DIRECTIVE:
Copy the records again, starting at the line that contains "UI element localization: list" and ending at the end of the records, but change "element" to "item" and keep everything else the same. Leave the pictures out.

EXERCISE INPUT:
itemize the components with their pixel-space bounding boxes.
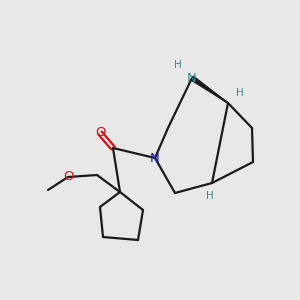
Text: H: H: [206, 191, 214, 201]
Text: O: O: [63, 170, 73, 184]
Text: N: N: [187, 71, 197, 85]
Polygon shape: [191, 76, 228, 103]
Text: H: H: [174, 60, 182, 70]
Text: O: O: [95, 127, 105, 140]
Text: N: N: [150, 152, 160, 164]
Text: H: H: [236, 88, 244, 98]
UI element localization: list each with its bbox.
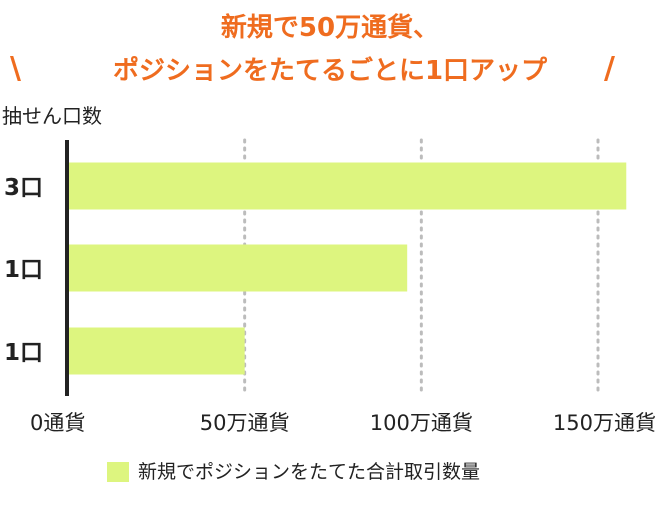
title-left-slash: \ (10, 51, 21, 86)
chart-title-line-2: ポジションをたてるごとに1口アップ (112, 56, 548, 86)
legend-swatch (107, 462, 129, 482)
bar-2 (68, 327, 245, 375)
category-label-0: 3口 (4, 175, 43, 201)
category-label-1: 1口 (4, 257, 43, 283)
x-tick-label-0: 0通貨 (30, 411, 85, 435)
legend: 新規でポジションをたてた合計取引数量 (107, 461, 480, 483)
legend-label: 新規でポジションをたてた合計取引数量 (138, 461, 481, 483)
x-tick-label-1: 50万通貨 (200, 411, 290, 435)
x-tick-label-3: 150万通貨 (553, 411, 656, 435)
chart-title-line-1: 新規で50万通貨、 (220, 13, 440, 43)
y-axis-label: 抽せん口数 (2, 104, 102, 128)
bar-1 (68, 244, 408, 292)
category-label-2: 1口 (4, 340, 43, 366)
title-right-slash: / (604, 51, 615, 86)
x-tick-label-2: 100万通貨 (370, 411, 473, 435)
bar-0 (68, 162, 627, 210)
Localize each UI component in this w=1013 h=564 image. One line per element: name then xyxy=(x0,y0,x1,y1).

THE RESPONSE:
UI item localization: list each with its bbox.
title-left-slash: \ (10, 51, 21, 86)
chart-title-line-2: ポジションをたてるごとに1口アップ (112, 56, 548, 86)
legend-swatch (107, 462, 129, 482)
bar-2 (68, 327, 245, 375)
category-label-0: 3口 (4, 175, 43, 201)
category-label-1: 1口 (4, 257, 43, 283)
x-tick-label-0: 0通貨 (30, 411, 85, 435)
legend: 新規でポジションをたてた合計取引数量 (107, 461, 480, 483)
legend-label: 新規でポジションをたてた合計取引数量 (138, 461, 481, 483)
x-tick-label-1: 50万通貨 (200, 411, 290, 435)
x-tick-label-3: 150万通貨 (553, 411, 656, 435)
chart-title-line-1: 新規で50万通貨、 (220, 13, 440, 43)
y-axis-label: 抽せん口数 (2, 104, 102, 128)
bar-1 (68, 244, 408, 292)
category-label-2: 1口 (4, 340, 43, 366)
title-right-slash: / (604, 51, 615, 86)
x-tick-label-2: 100万通貨 (370, 411, 473, 435)
bar-0 (68, 162, 627, 210)
Localize each UI component in this w=1013 h=564 image. One line per item: name then xyxy=(x0,y0,x1,y1).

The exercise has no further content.